**Aim**:
Repeat each record exactly. Any picture gets left out.

## Start

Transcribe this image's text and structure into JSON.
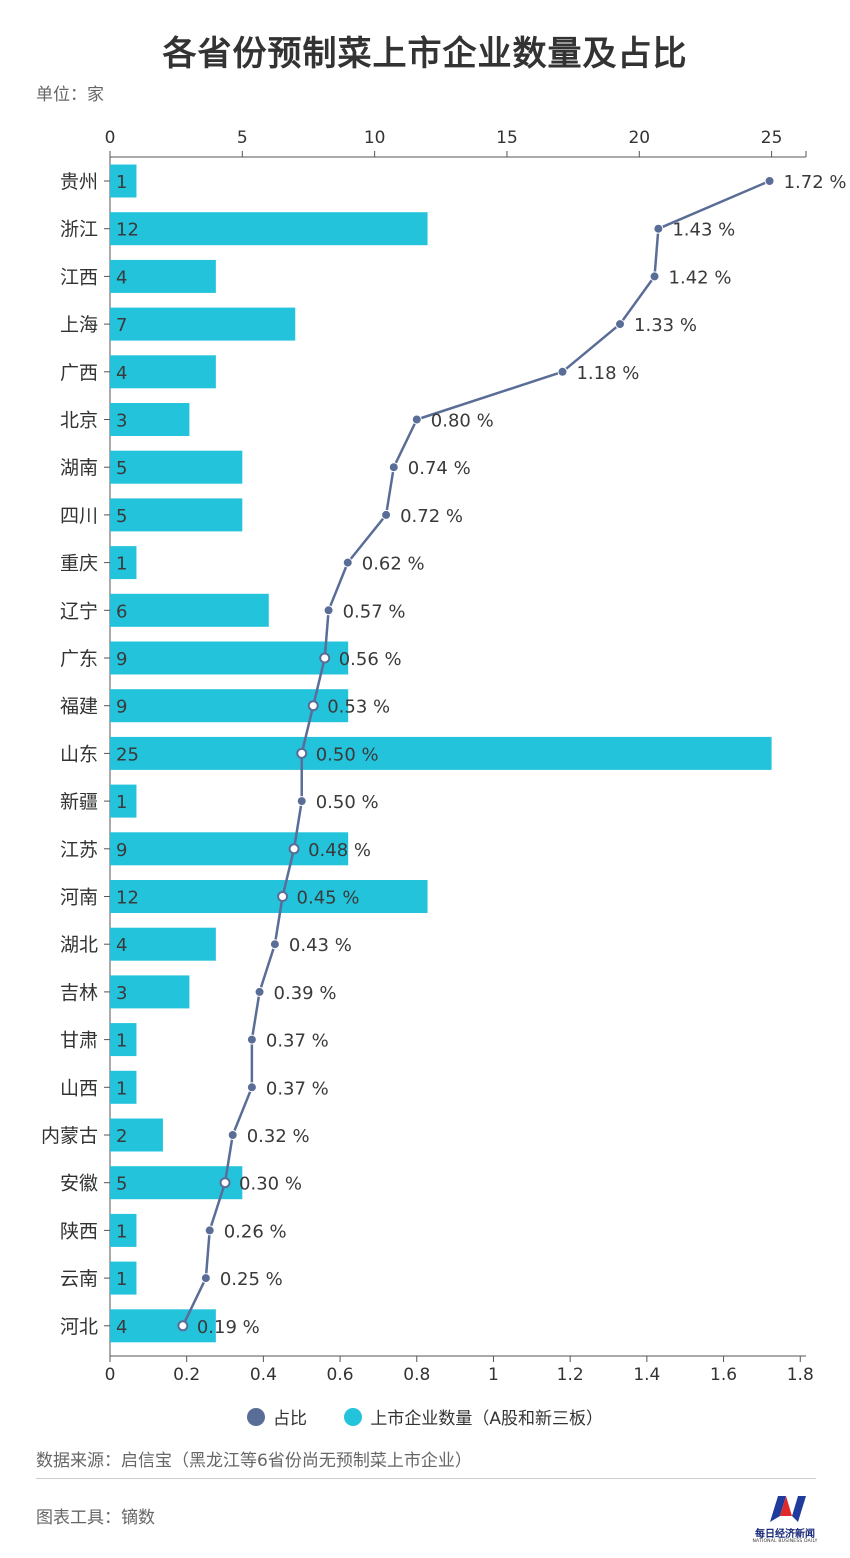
{
  "page": {
    "title": "各省份预制菜上市企业数量及占比",
    "unit_label": "单位：家",
    "source": "数据来源：启信宝（黑龙江等6省份尚无预制菜上市企业）",
    "tool": "图表工具：镝数",
    "logo_text": "每日经济新闻",
    "logo_subtext": "NATIONAL BUSINESS DAILY"
  },
  "colors": {
    "bar": "#24c3dc",
    "line": "#5a6d97",
    "axis": "#555555",
    "text": "#333333"
  },
  "chart_data": {
    "type": "bar",
    "categories": [
      "贵州",
      "浙江",
      "江西",
      "上海",
      "广西",
      "北京",
      "湖南",
      "四川",
      "重庆",
      "辽宁",
      "广东",
      "福建",
      "山东",
      "新疆",
      "江苏",
      "河南",
      "湖北",
      "吉林",
      "甘肃",
      "山西",
      "内蒙古",
      "安徽",
      "陕西",
      "云南",
      "河北"
    ],
    "series": [
      {
        "name": "上市企业数量（A股和新三板）",
        "type": "bar",
        "axis": "top",
        "values": [
          1,
          12,
          4,
          7,
          4,
          3,
          5,
          5,
          1,
          6,
          9,
          9,
          25,
          1,
          9,
          12,
          4,
          3,
          1,
          1,
          2,
          5,
          1,
          1,
          4
        ]
      },
      {
        "name": "占比",
        "type": "line",
        "axis": "bottom",
        "values": [
          1.72,
          1.43,
          1.42,
          1.33,
          1.18,
          0.8,
          0.74,
          0.72,
          0.62,
          0.57,
          0.56,
          0.53,
          0.5,
          0.5,
          0.48,
          0.45,
          0.43,
          0.39,
          0.37,
          0.37,
          0.32,
          0.3,
          0.26,
          0.25,
          0.19
        ],
        "labels": [
          "1.72 %",
          "1.43 %",
          "1.42 %",
          "1.33 %",
          "1.18 %",
          "0.80 %",
          "0.74 %",
          "0.72 %",
          "0.62 %",
          "0.57 %",
          "0.56 %",
          "0.53 %",
          "0.50 %",
          "0.50 %",
          "0.48 %",
          "0.45 %",
          "0.43 %",
          "0.39 %",
          "0.37 %",
          "0.37 %",
          "0.32 %",
          "0.30 %",
          "0.26 %",
          "0.25 %",
          "0.19 %"
        ]
      }
    ],
    "top_axis": {
      "ticks": [
        "0",
        "5",
        "10",
        "15",
        "20",
        "25"
      ],
      "range": [
        0,
        26.3
      ]
    },
    "bottom_axis": {
      "ticks": [
        "0",
        "0.2",
        "0.4",
        "0.6",
        "0.8",
        "1",
        "1.2",
        "1.4",
        "1.6",
        "1.8"
      ],
      "range": [
        0,
        1.815
      ]
    },
    "legend_position": "bottom"
  }
}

## End

**Written solution**:
Transcribe this image's text and structure into JSON.
{
  "page": {
    "title": "各省份预制菜上市企业数量及占比",
    "unit_label": "单位：家",
    "source": "数据来源：启信宝（黑龙江等6省份尚无预制菜上市企业）",
    "tool": "图表工具：镝数",
    "logo_text": "每日经济新闻",
    "logo_subtext": "NATIONAL BUSINESS DAILY"
  },
  "colors": {
    "bar": "#24c3dc",
    "line": "#5a6d97",
    "axis": "#555555",
    "text": "#333333"
  },
  "chart_data": {
    "type": "bar",
    "categories": [
      "贵州",
      "浙江",
      "江西",
      "上海",
      "广西",
      "北京",
      "湖南",
      "四川",
      "重庆",
      "辽宁",
      "广东",
      "福建",
      "山东",
      "新疆",
      "江苏",
      "河南",
      "湖北",
      "吉林",
      "甘肃",
      "山西",
      "内蒙古",
      "安徽",
      "陕西",
      "云南",
      "河北"
    ],
    "series": [
      {
        "name": "上市企业数量（A股和新三板）",
        "type": "bar",
        "axis": "top",
        "values": [
          1,
          12,
          4,
          7,
          4,
          3,
          5,
          5,
          1,
          6,
          9,
          9,
          25,
          1,
          9,
          12,
          4,
          3,
          1,
          1,
          2,
          5,
          1,
          1,
          4
        ]
      },
      {
        "name": "占比",
        "type": "line",
        "axis": "bottom",
        "values": [
          1.72,
          1.43,
          1.42,
          1.33,
          1.18,
          0.8,
          0.74,
          0.72,
          0.62,
          0.57,
          0.56,
          0.53,
          0.5,
          0.5,
          0.48,
          0.45,
          0.43,
          0.39,
          0.37,
          0.37,
          0.32,
          0.3,
          0.26,
          0.25,
          0.19
        ],
        "labels": [
          "1.72 %",
          "1.43 %",
          "1.42 %",
          "1.33 %",
          "1.18 %",
          "0.80 %",
          "0.74 %",
          "0.72 %",
          "0.62 %",
          "0.57 %",
          "0.56 %",
          "0.53 %",
          "0.50 %",
          "0.50 %",
          "0.48 %",
          "0.45 %",
          "0.43 %",
          "0.39 %",
          "0.37 %",
          "0.37 %",
          "0.32 %",
          "0.30 %",
          "0.26 %",
          "0.25 %",
          "0.19 %"
        ]
      }
    ],
    "top_axis": {
      "ticks": [
        "0",
        "5",
        "10",
        "15",
        "20",
        "25"
      ],
      "range": [
        0,
        26.3
      ]
    },
    "bottom_axis": {
      "ticks": [
        "0",
        "0.2",
        "0.4",
        "0.6",
        "0.8",
        "1",
        "1.2",
        "1.4",
        "1.6",
        "1.8"
      ],
      "range": [
        0,
        1.815
      ]
    },
    "legend_position": "bottom"
  }
}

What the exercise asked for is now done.